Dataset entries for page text
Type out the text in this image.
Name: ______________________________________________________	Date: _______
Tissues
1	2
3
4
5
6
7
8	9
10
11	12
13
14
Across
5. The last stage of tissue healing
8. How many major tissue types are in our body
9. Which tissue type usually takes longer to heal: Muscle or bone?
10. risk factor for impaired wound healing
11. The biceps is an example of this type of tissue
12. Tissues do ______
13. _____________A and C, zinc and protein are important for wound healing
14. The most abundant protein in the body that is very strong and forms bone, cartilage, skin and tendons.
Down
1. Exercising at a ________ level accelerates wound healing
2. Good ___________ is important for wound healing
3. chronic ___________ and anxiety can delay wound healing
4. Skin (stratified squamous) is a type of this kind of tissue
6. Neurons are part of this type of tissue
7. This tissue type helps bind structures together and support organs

- **WHAT TO WORK ON**
Output the entire data exactly, line for line.

- **RESPONSE TO THIS EXERCISE**
Type out the text in this image.
Name: ______________________________________________________	Date: _______
Tissues
1	2
3
4
5
6
7
8	9
10
11	12
13
14
Across
5. The last stage of tissue healing
8. How many major tissue types are in our body
9. Which tissue type usually takes longer to heal: Muscle or bone?
10. risk factor for impaired wound healing
11. The biceps is an example of this type of tissue
12. Tissues do ______
13. _____________A and C, zinc and protein are important for wound healing
14. The most abundant protein in the body that is very strong and forms bone, cartilage, skin and tendons.
Down
1. Exercising at a ________ level accelerates wound healing
2. Good ___________ is important for wound healing
3. chronic ___________ and anxiety can delay wound healing
4. Skin (stratified squamous) is a type of this kind of tissue
6. Neurons are part of this type of tissue
7. This tissue type helps bind structures together and support organs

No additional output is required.